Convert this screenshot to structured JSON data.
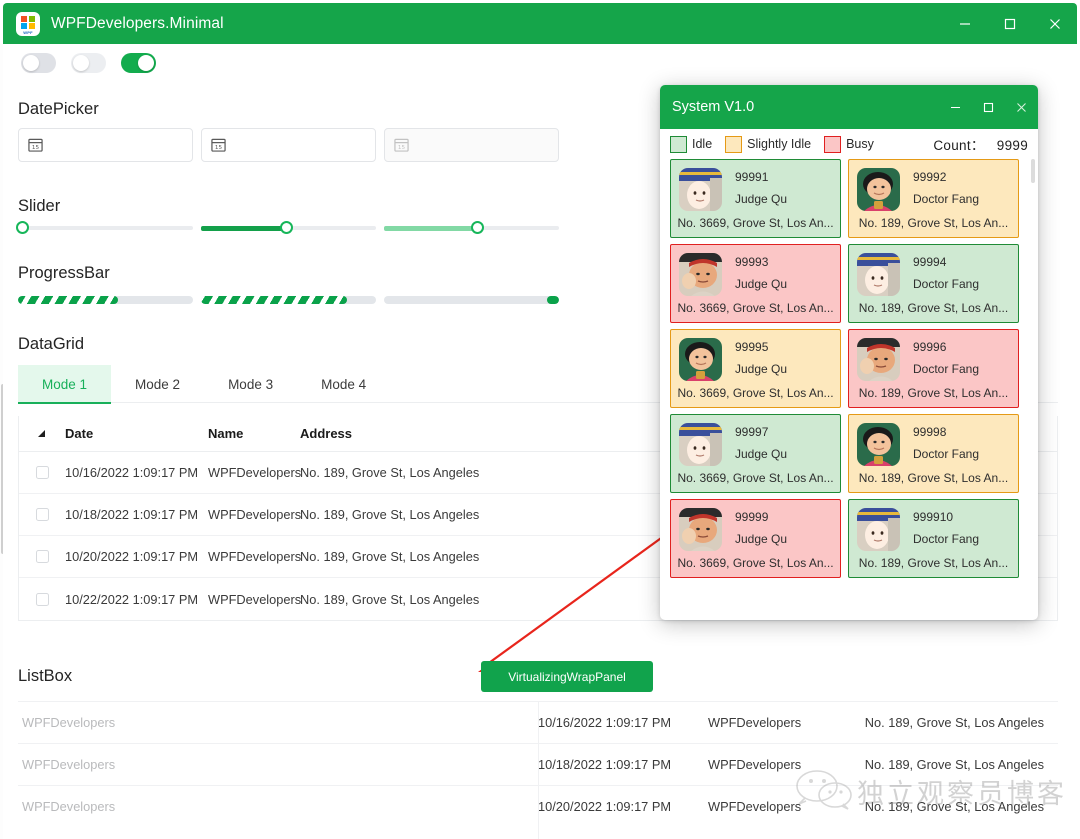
{
  "window": {
    "title": "WPFDevelopers.Minimal",
    "icon": "wpf-logo-icon",
    "minimize": "–",
    "maximize": "□",
    "close": "×"
  },
  "toggles": [
    {
      "name": "toggle-1",
      "state": "off"
    },
    {
      "name": "toggle-2",
      "state": "off"
    },
    {
      "name": "toggle-3",
      "state": "on"
    }
  ],
  "sections": {
    "datepicker": "DatePicker",
    "slider": "Slider",
    "progressbar": "ProgressBar",
    "datagrid": "DataGrid",
    "listbox": "ListBox"
  },
  "datepickers": [
    {
      "value": "",
      "placeholder": "",
      "icon": "calendar-icon",
      "enabled": true
    },
    {
      "value": "",
      "placeholder": "",
      "icon": "calendar-icon",
      "enabled": true
    },
    {
      "value": "",
      "placeholder": "",
      "icon": "calendar-icon",
      "enabled": false
    }
  ],
  "sliders": [
    {
      "value": 0,
      "fill_color": "#17b65a",
      "track_color": "#eaecef"
    },
    {
      "value": 47,
      "fill_color": "#13a04a",
      "track_color": "#eaecef"
    },
    {
      "value": 53,
      "fill_color": "#82d9a5",
      "track_color": "#eaecef"
    }
  ],
  "progressbars": [
    {
      "value": 57,
      "style": "striped"
    },
    {
      "value": 83,
      "style": "striped"
    },
    {
      "value": 97,
      "style": "solid"
    }
  ],
  "tabs": [
    {
      "label": "Mode 1",
      "active": true
    },
    {
      "label": "Mode 2",
      "active": false
    },
    {
      "label": "Mode 3",
      "active": false
    },
    {
      "label": "Mode 4",
      "active": false
    }
  ],
  "datagrid": {
    "columns": [
      "",
      "Date",
      "Name",
      "Address"
    ],
    "rows": [
      {
        "date": "10/16/2022 1:09:17 PM",
        "name": "WPFDevelopers",
        "address": "No. 189, Grove St, Los Angeles",
        "checked": false
      },
      {
        "date": "10/18/2022 1:09:17 PM",
        "name": "WPFDevelopers",
        "address": "No. 189, Grove St, Los Angeles",
        "checked": false
      },
      {
        "date": "10/20/2022 1:09:17 PM",
        "name": "WPFDevelopers",
        "address": "No. 189, Grove St, Los Angeles",
        "checked": false
      },
      {
        "date": "10/22/2022 1:09:17 PM",
        "name": "WPFDevelopers",
        "address": "No. 189, Grove St, Los Angeles",
        "checked": false
      }
    ]
  },
  "vw_button": {
    "label": "VirtualizingWrapPanel",
    "color": "#11a34c"
  },
  "listbox": {
    "left_items": [
      "WPFDevelopers",
      "WPFDevelopers",
      "WPFDevelopers"
    ],
    "right_rows": [
      {
        "date": "10/16/2022 1:09:17 PM",
        "name": "WPFDevelopers",
        "address": "No. 189, Grove St, Los Angeles"
      },
      {
        "date": "10/18/2022 1:09:17 PM",
        "name": "WPFDevelopers",
        "address": "No. 189, Grove St, Los Angeles"
      },
      {
        "date": "10/20/2022 1:09:17 PM",
        "name": "WPFDevelopers",
        "address": "No. 189, Grove St, Los Angeles"
      }
    ]
  },
  "system_window": {
    "title": "System V1.0",
    "minimize": "–",
    "maximize": "□",
    "close": "×",
    "legend": [
      {
        "label": "Idle",
        "fill": "#cfe9d2",
        "border": "#1f8b36"
      },
      {
        "label": "Slightly Idle",
        "fill": "#fde8bd",
        "border": "#e59a16"
      },
      {
        "label": "Busy",
        "fill": "#fbc6c6",
        "border": "#e02020"
      }
    ],
    "count_label": "Count：",
    "count_value": "9999",
    "cards": [
      {
        "id": "99991",
        "name": "Judge Qu",
        "address": "No. 3669, Grove St, Los An...",
        "status": "Idle",
        "avatar": "samurai-avatar"
      },
      {
        "id": "99992",
        "name": "Doctor Fang",
        "address": "No. 189, Grove St, Los An...",
        "status": "Slightly Idle",
        "avatar": "boy-avatar"
      },
      {
        "id": "99993",
        "name": "Judge Qu",
        "address": "No. 3669, Grove St, Los An...",
        "status": "Busy",
        "avatar": "wrestler-avatar"
      },
      {
        "id": "99994",
        "name": "Doctor Fang",
        "address": "No. 189, Grove St, Los An...",
        "status": "Idle",
        "avatar": "samurai-avatar"
      },
      {
        "id": "99995",
        "name": "Judge Qu",
        "address": "No. 3669, Grove St, Los An...",
        "status": "Slightly Idle",
        "avatar": "boy-avatar"
      },
      {
        "id": "99996",
        "name": "Doctor Fang",
        "address": "No. 189, Grove St, Los An...",
        "status": "Busy",
        "avatar": "wrestler-avatar"
      },
      {
        "id": "99997",
        "name": "Judge Qu",
        "address": "No. 3669, Grove St, Los An...",
        "status": "Idle",
        "avatar": "samurai-avatar"
      },
      {
        "id": "99998",
        "name": "Doctor Fang",
        "address": "No. 189, Grove St, Los An...",
        "status": "Slightly Idle",
        "avatar": "boy-avatar"
      },
      {
        "id": "99999",
        "name": "Judge Qu",
        "address": "No. 3669, Grove St, Los An...",
        "status": "Busy",
        "avatar": "wrestler-avatar"
      },
      {
        "id": "999910",
        "name": "Doctor Fang",
        "address": "No. 189, Grove St, Los An...",
        "status": "Idle",
        "avatar": "samurai-avatar"
      }
    ]
  },
  "watermark": {
    "text": "独立观察员博客",
    "icon": "wechat-icon"
  },
  "colors": {
    "accent": "#15a54a",
    "accent_light": "#e4f8ec",
    "idle_fill": "#cfe9d2",
    "idle_border": "#1f8b36",
    "slight_fill": "#fde8bd",
    "slight_border": "#e59a16",
    "busy_fill": "#fbc6c6",
    "busy_border": "#e02020",
    "arrow": "#e8251c"
  }
}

◆ **TASK TO COMPLETE**: Except for the pictures, give all the material above again verbatim.

◆ **SOLUTION FOR THIS EXERCISE**:
Convert this screenshot to structured JSON data.
{
  "window": {
    "title": "WPFDevelopers.Minimal",
    "icon": "wpf-logo-icon",
    "minimize": "–",
    "maximize": "□",
    "close": "×"
  },
  "toggles": [
    {
      "name": "toggle-1",
      "state": "off"
    },
    {
      "name": "toggle-2",
      "state": "off"
    },
    {
      "name": "toggle-3",
      "state": "on"
    }
  ],
  "sections": {
    "datepicker": "DatePicker",
    "slider": "Slider",
    "progressbar": "ProgressBar",
    "datagrid": "DataGrid",
    "listbox": "ListBox"
  },
  "datepickers": [
    {
      "value": "",
      "placeholder": "",
      "icon": "calendar-icon",
      "enabled": true
    },
    {
      "value": "",
      "placeholder": "",
      "icon": "calendar-icon",
      "enabled": true
    },
    {
      "value": "",
      "placeholder": "",
      "icon": "calendar-icon",
      "enabled": false
    }
  ],
  "sliders": [
    {
      "value": 0,
      "fill_color": "#17b65a",
      "track_color": "#eaecef"
    },
    {
      "value": 47,
      "fill_color": "#13a04a",
      "track_color": "#eaecef"
    },
    {
      "value": 53,
      "fill_color": "#82d9a5",
      "track_color": "#eaecef"
    }
  ],
  "progressbars": [
    {
      "value": 57,
      "style": "striped"
    },
    {
      "value": 83,
      "style": "striped"
    },
    {
      "value": 97,
      "style": "solid"
    }
  ],
  "tabs": [
    {
      "label": "Mode 1",
      "active": true
    },
    {
      "label": "Mode 2",
      "active": false
    },
    {
      "label": "Mode 3",
      "active": false
    },
    {
      "label": "Mode 4",
      "active": false
    }
  ],
  "datagrid": {
    "columns": [
      "",
      "Date",
      "Name",
      "Address"
    ],
    "rows": [
      {
        "date": "10/16/2022 1:09:17 PM",
        "name": "WPFDevelopers",
        "address": "No. 189, Grove St, Los Angeles",
        "checked": false
      },
      {
        "date": "10/18/2022 1:09:17 PM",
        "name": "WPFDevelopers",
        "address": "No. 189, Grove St, Los Angeles",
        "checked": false
      },
      {
        "date": "10/20/2022 1:09:17 PM",
        "name": "WPFDevelopers",
        "address": "No. 189, Grove St, Los Angeles",
        "checked": false
      },
      {
        "date": "10/22/2022 1:09:17 PM",
        "name": "WPFDevelopers",
        "address": "No. 189, Grove St, Los Angeles",
        "checked": false
      }
    ]
  },
  "vw_button": {
    "label": "VirtualizingWrapPanel",
    "color": "#11a34c"
  },
  "listbox": {
    "left_items": [
      "WPFDevelopers",
      "WPFDevelopers",
      "WPFDevelopers"
    ],
    "right_rows": [
      {
        "date": "10/16/2022 1:09:17 PM",
        "name": "WPFDevelopers",
        "address": "No. 189, Grove St, Los Angeles"
      },
      {
        "date": "10/18/2022 1:09:17 PM",
        "name": "WPFDevelopers",
        "address": "No. 189, Grove St, Los Angeles"
      },
      {
        "date": "10/20/2022 1:09:17 PM",
        "name": "WPFDevelopers",
        "address": "No. 189, Grove St, Los Angeles"
      }
    ]
  },
  "system_window": {
    "title": "System V1.0",
    "minimize": "–",
    "maximize": "□",
    "close": "×",
    "legend": [
      {
        "label": "Idle",
        "fill": "#cfe9d2",
        "border": "#1f8b36"
      },
      {
        "label": "Slightly Idle",
        "fill": "#fde8bd",
        "border": "#e59a16"
      },
      {
        "label": "Busy",
        "fill": "#fbc6c6",
        "border": "#e02020"
      }
    ],
    "count_label": "Count：",
    "count_value": "9999",
    "cards": [
      {
        "id": "99991",
        "name": "Judge Qu",
        "address": "No. 3669, Grove St, Los An...",
        "status": "Idle",
        "avatar": "samurai-avatar"
      },
      {
        "id": "99992",
        "name": "Doctor Fang",
        "address": "No. 189, Grove St, Los An...",
        "status": "Slightly Idle",
        "avatar": "boy-avatar"
      },
      {
        "id": "99993",
        "name": "Judge Qu",
        "address": "No. 3669, Grove St, Los An...",
        "status": "Busy",
        "avatar": "wrestler-avatar"
      },
      {
        "id": "99994",
        "name": "Doctor Fang",
        "address": "No. 189, Grove St, Los An...",
        "status": "Idle",
        "avatar": "samurai-avatar"
      },
      {
        "id": "99995",
        "name": "Judge Qu",
        "address": "No. 3669, Grove St, Los An...",
        "status": "Slightly Idle",
        "avatar": "boy-avatar"
      },
      {
        "id": "99996",
        "name": "Doctor Fang",
        "address": "No. 189, Grove St, Los An...",
        "status": "Busy",
        "avatar": "wrestler-avatar"
      },
      {
        "id": "99997",
        "name": "Judge Qu",
        "address": "No. 3669, Grove St, Los An...",
        "status": "Idle",
        "avatar": "samurai-avatar"
      },
      {
        "id": "99998",
        "name": "Doctor Fang",
        "address": "No. 189, Grove St, Los An...",
        "status": "Slightly Idle",
        "avatar": "boy-avatar"
      },
      {
        "id": "99999",
        "name": "Judge Qu",
        "address": "No. 3669, Grove St, Los An...",
        "status": "Busy",
        "avatar": "wrestler-avatar"
      },
      {
        "id": "999910",
        "name": "Doctor Fang",
        "address": "No. 189, Grove St, Los An...",
        "status": "Idle",
        "avatar": "samurai-avatar"
      }
    ]
  },
  "watermark": {
    "text": "独立观察员博客",
    "icon": "wechat-icon"
  },
  "colors": {
    "accent": "#15a54a",
    "accent_light": "#e4f8ec",
    "idle_fill": "#cfe9d2",
    "idle_border": "#1f8b36",
    "slight_fill": "#fde8bd",
    "slight_border": "#e59a16",
    "busy_fill": "#fbc6c6",
    "busy_border": "#e02020",
    "arrow": "#e8251c"
  }
}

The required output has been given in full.